_Directive_
Take the material below and write it all out again exactly.

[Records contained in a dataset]
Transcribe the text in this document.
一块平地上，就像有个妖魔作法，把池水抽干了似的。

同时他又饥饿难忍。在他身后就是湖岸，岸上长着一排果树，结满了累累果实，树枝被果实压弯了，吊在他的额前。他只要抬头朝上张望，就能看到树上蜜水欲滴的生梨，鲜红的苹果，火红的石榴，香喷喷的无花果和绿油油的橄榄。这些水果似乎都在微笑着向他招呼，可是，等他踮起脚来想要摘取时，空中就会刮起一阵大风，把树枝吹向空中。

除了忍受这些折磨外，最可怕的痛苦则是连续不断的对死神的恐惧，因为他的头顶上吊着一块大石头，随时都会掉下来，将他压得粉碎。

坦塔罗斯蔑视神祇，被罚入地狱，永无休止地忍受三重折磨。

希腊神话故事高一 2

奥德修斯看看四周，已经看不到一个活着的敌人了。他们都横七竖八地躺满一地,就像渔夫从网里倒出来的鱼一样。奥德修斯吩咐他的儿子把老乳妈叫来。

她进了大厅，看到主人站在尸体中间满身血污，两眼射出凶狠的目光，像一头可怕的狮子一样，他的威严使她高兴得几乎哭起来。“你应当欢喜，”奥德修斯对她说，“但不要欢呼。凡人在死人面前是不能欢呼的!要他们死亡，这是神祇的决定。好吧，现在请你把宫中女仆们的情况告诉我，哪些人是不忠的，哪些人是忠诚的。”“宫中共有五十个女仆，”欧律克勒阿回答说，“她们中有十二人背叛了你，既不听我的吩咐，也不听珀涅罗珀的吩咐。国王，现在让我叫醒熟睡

_Problem solution_
Transcribe the text in this document.
一块平地上，就像有个妖魔作法，把池水抽干了似的。

同时他又饥饿难忍。在他身后就是湖岸，岸上长着一排果树，结满了累累果实，树枝被果实压弯了，吊在他的额前。他只要抬头朝上张望，就能看到树上蜜水欲滴的生梨，鲜红的苹果，火红的石榴，香喷喷的无花果和绿油油的橄榄。这些水果似乎都在微笑着向他招呼，可是，等他踮起脚来想要摘取时，空中就会刮起一阵大风，把树枝吹向空中。

除了忍受这些折磨外，最可怕的痛苦则是连续不断的对死神的恐惧，因为他的头顶上吊着一块大石头，随时都会掉下来，将他压得粉碎。

坦塔罗斯蔑视神祇，被罚入地狱，永无休止地忍受三重折磨。

希腊神话故事高一 2

奥德修斯看看四周，已经看不到一个活着的敌人了。他们都横七竖八地躺满一地,就像渔夫从网里倒出来的鱼一样。奥德修斯吩咐他的儿子把老乳妈叫来。

她进了大厅，看到主人站在尸体中间满身血污，两眼射出凶狠的目光，像一头可怕的狮子一样，他的威严使她高兴得几乎哭起来。“你应当欢喜，”奥德修斯对她说，“但不要欢呼。凡人在死人面前是不能欢呼的!要他们死亡，这是神祇的决定。好吧，现在请你把宫中女仆们的情况告诉我，哪些人是不忠的，哪些人是忠诚的。”“宫中共有五十个女仆，”欧律克勒阿回答说，“她们中有十二人背叛了你，既不听我的吩咐，也不听珀涅罗珀的吩咐。国王，现在让我叫醒熟睡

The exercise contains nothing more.